Task to carry out >>
Every line of the listing must be reproduced as it stands. Leave the images behind.
--
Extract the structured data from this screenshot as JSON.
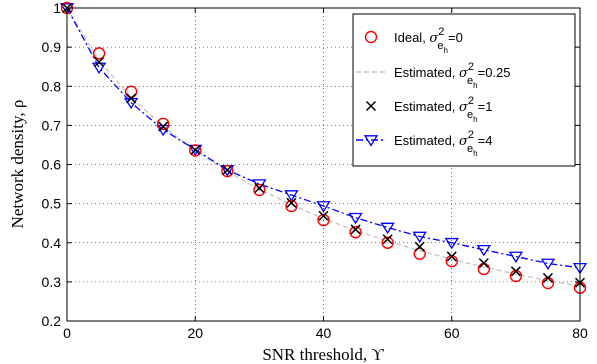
{
  "chart_data": {
    "type": "line",
    "xlabel": "SNR threshold, ϒ",
    "ylabel": "Network density, ρ",
    "xlim": [
      0,
      80
    ],
    "ylim": [
      0.2,
      1.0
    ],
    "xticks": [
      0,
      20,
      40,
      60,
      80
    ],
    "yticks": [
      0.2,
      0.3,
      0.4,
      0.5,
      0.6,
      0.7,
      0.8,
      0.9,
      1.0
    ],
    "ytick_labels": [
      "0.2",
      "0.3",
      "0.4",
      "0.5",
      "0.6",
      "0.7",
      "0.8",
      "0.9",
      "1"
    ],
    "grid": true,
    "legend_position": "top-right",
    "series": [
      {
        "name": "Ideal, σ²_{e_h}=0",
        "legend": {
          "prefix": "Ideal,",
          "sub": "e",
          "subsub": "h",
          "suffix": "=0"
        },
        "marker": "circle",
        "line": "none",
        "color": "#ff0000",
        "x": [
          0,
          5,
          10,
          15,
          20,
          25,
          30,
          35,
          40,
          45,
          50,
          55,
          60,
          65,
          70,
          75,
          80
        ],
        "y": [
          1.0,
          0.884,
          0.786,
          0.704,
          0.636,
          0.583,
          0.535,
          0.494,
          0.458,
          0.427,
          0.4,
          0.372,
          0.353,
          0.333,
          0.315,
          0.297,
          0.285
        ]
      },
      {
        "name": "Estimated, σ²_{e_h}=0.25",
        "legend": {
          "prefix": "Estimated,",
          "sub": "e",
          "subsub": "h",
          "suffix": "=0.25"
        },
        "marker": "none",
        "line": "dashed",
        "color": "#c8c8c8",
        "x": [
          0,
          5,
          10,
          15,
          20,
          25,
          30,
          35,
          40,
          45,
          50,
          55,
          60,
          65,
          70,
          75,
          80
        ],
        "y": [
          1.0,
          0.865,
          0.772,
          0.698,
          0.636,
          0.582,
          0.537,
          0.497,
          0.462,
          0.431,
          0.404,
          0.38,
          0.358,
          0.338,
          0.32,
          0.303,
          0.289
        ]
      },
      {
        "name": "Estimated, σ²_{e_h}=1",
        "legend": {
          "prefix": "Estimated,",
          "sub": "e",
          "subsub": "h",
          "suffix": "=1"
        },
        "marker": "x",
        "line": "none",
        "color": "#000000",
        "x": [
          0,
          5,
          10,
          15,
          20,
          25,
          30,
          35,
          40,
          45,
          50,
          55,
          60,
          65,
          70,
          75,
          80
        ],
        "y": [
          1.0,
          0.862,
          0.769,
          0.697,
          0.637,
          0.586,
          0.54,
          0.502,
          0.469,
          0.434,
          0.409,
          0.39,
          0.365,
          0.348,
          0.327,
          0.31,
          0.298
        ]
      },
      {
        "name": "Estimated, σ²_{e_h}=4",
        "legend": {
          "prefix": "Estimated,",
          "sub": "e",
          "subsub": "h",
          "suffix": "=4"
        },
        "marker": "triangle-down",
        "line": "dashdot",
        "color": "#0000ff",
        "x": [
          0,
          5,
          10,
          15,
          20,
          25,
          30,
          35,
          40,
          45,
          50,
          55,
          60,
          65,
          70,
          75,
          80
        ],
        "y": [
          1.0,
          0.848,
          0.758,
          0.689,
          0.638,
          0.586,
          0.55,
          0.522,
          0.494,
          0.464,
          0.439,
          0.416,
          0.4,
          0.382,
          0.365,
          0.347,
          0.336
        ]
      }
    ]
  }
}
--
Answer to this task >>
Extract the structured data from this screenshot as JSON.
{
  "chart_data": {
    "type": "line",
    "xlabel": "SNR threshold, ϒ",
    "ylabel": "Network density, ρ",
    "xlim": [
      0,
      80
    ],
    "ylim": [
      0.2,
      1.0
    ],
    "xticks": [
      0,
      20,
      40,
      60,
      80
    ],
    "yticks": [
      0.2,
      0.3,
      0.4,
      0.5,
      0.6,
      0.7,
      0.8,
      0.9,
      1.0
    ],
    "ytick_labels": [
      "0.2",
      "0.3",
      "0.4",
      "0.5",
      "0.6",
      "0.7",
      "0.8",
      "0.9",
      "1"
    ],
    "grid": true,
    "legend_position": "top-right",
    "series": [
      {
        "name": "Ideal, σ²_{e_h}=0",
        "legend": {
          "prefix": "Ideal,",
          "sub": "e",
          "subsub": "h",
          "suffix": "=0"
        },
        "marker": "circle",
        "line": "none",
        "color": "#ff0000",
        "x": [
          0,
          5,
          10,
          15,
          20,
          25,
          30,
          35,
          40,
          45,
          50,
          55,
          60,
          65,
          70,
          75,
          80
        ],
        "y": [
          1.0,
          0.884,
          0.786,
          0.704,
          0.636,
          0.583,
          0.535,
          0.494,
          0.458,
          0.427,
          0.4,
          0.372,
          0.353,
          0.333,
          0.315,
          0.297,
          0.285
        ]
      },
      {
        "name": "Estimated, σ²_{e_h}=0.25",
        "legend": {
          "prefix": "Estimated,",
          "sub": "e",
          "subsub": "h",
          "suffix": "=0.25"
        },
        "marker": "none",
        "line": "dashed",
        "color": "#c8c8c8",
        "x": [
          0,
          5,
          10,
          15,
          20,
          25,
          30,
          35,
          40,
          45,
          50,
          55,
          60,
          65,
          70,
          75,
          80
        ],
        "y": [
          1.0,
          0.865,
          0.772,
          0.698,
          0.636,
          0.582,
          0.537,
          0.497,
          0.462,
          0.431,
          0.404,
          0.38,
          0.358,
          0.338,
          0.32,
          0.303,
          0.289
        ]
      },
      {
        "name": "Estimated, σ²_{e_h}=1",
        "legend": {
          "prefix": "Estimated,",
          "sub": "e",
          "subsub": "h",
          "suffix": "=1"
        },
        "marker": "x",
        "line": "none",
        "color": "#000000",
        "x": [
          0,
          5,
          10,
          15,
          20,
          25,
          30,
          35,
          40,
          45,
          50,
          55,
          60,
          65,
          70,
          75,
          80
        ],
        "y": [
          1.0,
          0.862,
          0.769,
          0.697,
          0.637,
          0.586,
          0.54,
          0.502,
          0.469,
          0.434,
          0.409,
          0.39,
          0.365,
          0.348,
          0.327,
          0.31,
          0.298
        ]
      },
      {
        "name": "Estimated, σ²_{e_h}=4",
        "legend": {
          "prefix": "Estimated,",
          "sub": "e",
          "subsub": "h",
          "suffix": "=4"
        },
        "marker": "triangle-down",
        "line": "dashdot",
        "color": "#0000ff",
        "x": [
          0,
          5,
          10,
          15,
          20,
          25,
          30,
          35,
          40,
          45,
          50,
          55,
          60,
          65,
          70,
          75,
          80
        ],
        "y": [
          1.0,
          0.848,
          0.758,
          0.689,
          0.638,
          0.586,
          0.55,
          0.522,
          0.494,
          0.464,
          0.439,
          0.416,
          0.4,
          0.382,
          0.365,
          0.347,
          0.336
        ]
      }
    ]
  }
}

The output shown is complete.